**A run of records**
-------------------------

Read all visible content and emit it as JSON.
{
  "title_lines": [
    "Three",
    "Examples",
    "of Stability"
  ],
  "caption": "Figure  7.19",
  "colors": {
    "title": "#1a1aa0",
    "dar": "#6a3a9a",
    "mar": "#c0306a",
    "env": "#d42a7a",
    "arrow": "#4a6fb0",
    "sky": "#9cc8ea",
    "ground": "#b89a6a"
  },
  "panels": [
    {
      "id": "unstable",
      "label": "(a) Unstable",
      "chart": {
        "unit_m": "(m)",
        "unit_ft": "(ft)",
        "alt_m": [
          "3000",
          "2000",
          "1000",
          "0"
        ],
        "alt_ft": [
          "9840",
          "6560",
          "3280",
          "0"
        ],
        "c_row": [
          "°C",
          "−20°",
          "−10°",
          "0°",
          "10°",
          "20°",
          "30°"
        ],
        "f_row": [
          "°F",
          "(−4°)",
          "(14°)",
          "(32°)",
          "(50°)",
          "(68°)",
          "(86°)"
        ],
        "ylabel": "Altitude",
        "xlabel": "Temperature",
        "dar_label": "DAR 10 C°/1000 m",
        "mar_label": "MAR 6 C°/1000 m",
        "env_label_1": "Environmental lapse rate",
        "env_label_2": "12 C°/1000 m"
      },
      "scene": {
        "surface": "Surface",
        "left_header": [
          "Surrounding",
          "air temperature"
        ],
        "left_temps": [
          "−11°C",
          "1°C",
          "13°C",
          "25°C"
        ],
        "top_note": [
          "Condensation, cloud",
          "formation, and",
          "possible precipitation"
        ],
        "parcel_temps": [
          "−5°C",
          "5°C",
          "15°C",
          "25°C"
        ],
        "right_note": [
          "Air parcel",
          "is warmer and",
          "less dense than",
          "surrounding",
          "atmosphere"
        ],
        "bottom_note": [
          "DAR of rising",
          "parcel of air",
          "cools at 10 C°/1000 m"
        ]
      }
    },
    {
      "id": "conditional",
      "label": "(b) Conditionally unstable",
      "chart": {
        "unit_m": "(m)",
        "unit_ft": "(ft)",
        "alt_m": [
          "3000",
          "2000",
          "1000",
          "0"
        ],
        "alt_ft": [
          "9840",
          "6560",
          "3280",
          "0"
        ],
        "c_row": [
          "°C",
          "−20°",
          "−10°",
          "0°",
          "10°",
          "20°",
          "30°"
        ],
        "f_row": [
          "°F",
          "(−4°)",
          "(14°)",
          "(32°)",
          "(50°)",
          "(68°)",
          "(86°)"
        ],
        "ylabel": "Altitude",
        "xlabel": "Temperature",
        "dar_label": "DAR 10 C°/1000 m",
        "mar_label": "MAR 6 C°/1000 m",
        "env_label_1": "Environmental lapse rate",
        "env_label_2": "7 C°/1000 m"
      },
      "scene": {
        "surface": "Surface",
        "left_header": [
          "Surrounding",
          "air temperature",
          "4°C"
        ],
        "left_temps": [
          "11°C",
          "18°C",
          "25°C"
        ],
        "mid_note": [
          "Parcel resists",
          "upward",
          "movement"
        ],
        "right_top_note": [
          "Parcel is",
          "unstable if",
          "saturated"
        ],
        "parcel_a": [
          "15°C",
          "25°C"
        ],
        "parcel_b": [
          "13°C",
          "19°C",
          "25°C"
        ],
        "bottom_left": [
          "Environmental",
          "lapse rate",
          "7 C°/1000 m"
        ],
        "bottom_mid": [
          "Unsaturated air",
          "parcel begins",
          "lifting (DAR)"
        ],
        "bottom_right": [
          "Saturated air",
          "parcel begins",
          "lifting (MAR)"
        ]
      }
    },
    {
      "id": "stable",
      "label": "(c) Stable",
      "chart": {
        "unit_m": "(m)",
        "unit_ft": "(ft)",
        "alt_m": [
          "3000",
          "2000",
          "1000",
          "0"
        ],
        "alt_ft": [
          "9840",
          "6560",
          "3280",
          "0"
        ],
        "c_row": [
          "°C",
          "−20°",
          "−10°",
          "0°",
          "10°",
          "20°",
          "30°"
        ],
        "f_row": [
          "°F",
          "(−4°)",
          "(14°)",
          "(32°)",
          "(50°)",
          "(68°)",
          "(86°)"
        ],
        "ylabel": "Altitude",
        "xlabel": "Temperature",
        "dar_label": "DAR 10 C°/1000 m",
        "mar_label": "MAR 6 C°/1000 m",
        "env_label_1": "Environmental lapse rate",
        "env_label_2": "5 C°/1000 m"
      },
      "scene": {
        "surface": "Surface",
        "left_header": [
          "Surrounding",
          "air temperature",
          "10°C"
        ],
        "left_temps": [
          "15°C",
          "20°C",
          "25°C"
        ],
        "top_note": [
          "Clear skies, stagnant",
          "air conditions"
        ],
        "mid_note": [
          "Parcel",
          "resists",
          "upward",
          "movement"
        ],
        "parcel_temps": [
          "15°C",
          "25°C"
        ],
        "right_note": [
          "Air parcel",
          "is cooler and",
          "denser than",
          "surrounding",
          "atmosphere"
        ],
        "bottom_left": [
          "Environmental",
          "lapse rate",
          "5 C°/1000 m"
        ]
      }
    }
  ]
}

-------------------------

**WHAT TO DO**
Word for word, quote all of the data above.

**SOLUTION TO THE EXERCISE**
Read all visible content and emit it as JSON.
{
  "title_lines": [
    "Three",
    "Examples",
    "of Stability"
  ],
  "caption": "Figure  7.19",
  "colors": {
    "title": "#1a1aa0",
    "dar": "#6a3a9a",
    "mar": "#c0306a",
    "env": "#d42a7a",
    "arrow": "#4a6fb0",
    "sky": "#9cc8ea",
    "ground": "#b89a6a"
  },
  "panels": [
    {
      "id": "unstable",
      "label": "(a) Unstable",
      "chart": {
        "unit_m": "(m)",
        "unit_ft": "(ft)",
        "alt_m": [
          "3000",
          "2000",
          "1000",
          "0"
        ],
        "alt_ft": [
          "9840",
          "6560",
          "3280",
          "0"
        ],
        "c_row": [
          "°C",
          "−20°",
          "−10°",
          "0°",
          "10°",
          "20°",
          "30°"
        ],
        "f_row": [
          "°F",
          "(−4°)",
          "(14°)",
          "(32°)",
          "(50°)",
          "(68°)",
          "(86°)"
        ],
        "ylabel": "Altitude",
        "xlabel": "Temperature",
        "dar_label": "DAR 10 C°/1000 m",
        "mar_label": "MAR 6 C°/1000 m",
        "env_label_1": "Environmental lapse rate",
        "env_label_2": "12 C°/1000 m"
      },
      "scene": {
        "surface": "Surface",
        "left_header": [
          "Surrounding",
          "air temperature"
        ],
        "left_temps": [
          "−11°C",
          "1°C",
          "13°C",
          "25°C"
        ],
        "top_note": [
          "Condensation, cloud",
          "formation, and",
          "possible precipitation"
        ],
        "parcel_temps": [
          "−5°C",
          "5°C",
          "15°C",
          "25°C"
        ],
        "right_note": [
          "Air parcel",
          "is warmer and",
          "less dense than",
          "surrounding",
          "atmosphere"
        ],
        "bottom_note": [
          "DAR of rising",
          "parcel of air",
          "cools at 10 C°/1000 m"
        ]
      }
    },
    {
      "id": "conditional",
      "label": "(b) Conditionally unstable",
      "chart": {
        "unit_m": "(m)",
        "unit_ft": "(ft)",
        "alt_m": [
          "3000",
          "2000",
          "1000",
          "0"
        ],
        "alt_ft": [
          "9840",
          "6560",
          "3280",
          "0"
        ],
        "c_row": [
          "°C",
          "−20°",
          "−10°",
          "0°",
          "10°",
          "20°",
          "30°"
        ],
        "f_row": [
          "°F",
          "(−4°)",
          "(14°)",
          "(32°)",
          "(50°)",
          "(68°)",
          "(86°)"
        ],
        "ylabel": "Altitude",
        "xlabel": "Temperature",
        "dar_label": "DAR 10 C°/1000 m",
        "mar_label": "MAR 6 C°/1000 m",
        "env_label_1": "Environmental lapse rate",
        "env_label_2": "7 C°/1000 m"
      },
      "scene": {
        "surface": "Surface",
        "left_header": [
          "Surrounding",
          "air temperature",
          "4°C"
        ],
        "left_temps": [
          "11°C",
          "18°C",
          "25°C"
        ],
        "mid_note": [
          "Parcel resists",
          "upward",
          "movement"
        ],
        "right_top_note": [
          "Parcel is",
          "unstable if",
          "saturated"
        ],
        "parcel_a": [
          "15°C",
          "25°C"
        ],
        "parcel_b": [
          "13°C",
          "19°C",
          "25°C"
        ],
        "bottom_left": [
          "Environmental",
          "lapse rate",
          "7 C°/1000 m"
        ],
        "bottom_mid": [
          "Unsaturated air",
          "parcel begins",
          "lifting (DAR)"
        ],
        "bottom_right": [
          "Saturated air",
          "parcel begins",
          "lifting (MAR)"
        ]
      }
    },
    {
      "id": "stable",
      "label": "(c) Stable",
      "chart": {
        "unit_m": "(m)",
        "unit_ft": "(ft)",
        "alt_m": [
          "3000",
          "2000",
          "1000",
          "0"
        ],
        "alt_ft": [
          "9840",
          "6560",
          "3280",
          "0"
        ],
        "c_row": [
          "°C",
          "−20°",
          "−10°",
          "0°",
          "10°",
          "20°",
          "30°"
        ],
        "f_row": [
          "°F",
          "(−4°)",
          "(14°)",
          "(32°)",
          "(50°)",
          "(68°)",
          "(86°)"
        ],
        "ylabel": "Altitude",
        "xlabel": "Temperature",
        "dar_label": "DAR 10 C°/1000 m",
        "mar_label": "MAR 6 C°/1000 m",
        "env_label_1": "Environmental lapse rate",
        "env_label_2": "5 C°/1000 m"
      },
      "scene": {
        "surface": "Surface",
        "left_header": [
          "Surrounding",
          "air temperature",
          "10°C"
        ],
        "left_temps": [
          "15°C",
          "20°C",
          "25°C"
        ],
        "top_note": [
          "Clear skies, stagnant",
          "air conditions"
        ],
        "mid_note": [
          "Parcel",
          "resists",
          "upward",
          "movement"
        ],
        "parcel_temps": [
          "15°C",
          "25°C"
        ],
        "right_note": [
          "Air parcel",
          "is cooler and",
          "denser than",
          "surrounding",
          "atmosphere"
        ],
        "bottom_left": [
          "Environmental",
          "lapse rate",
          "5 C°/1000 m"
        ]
      }
    }
  ]
}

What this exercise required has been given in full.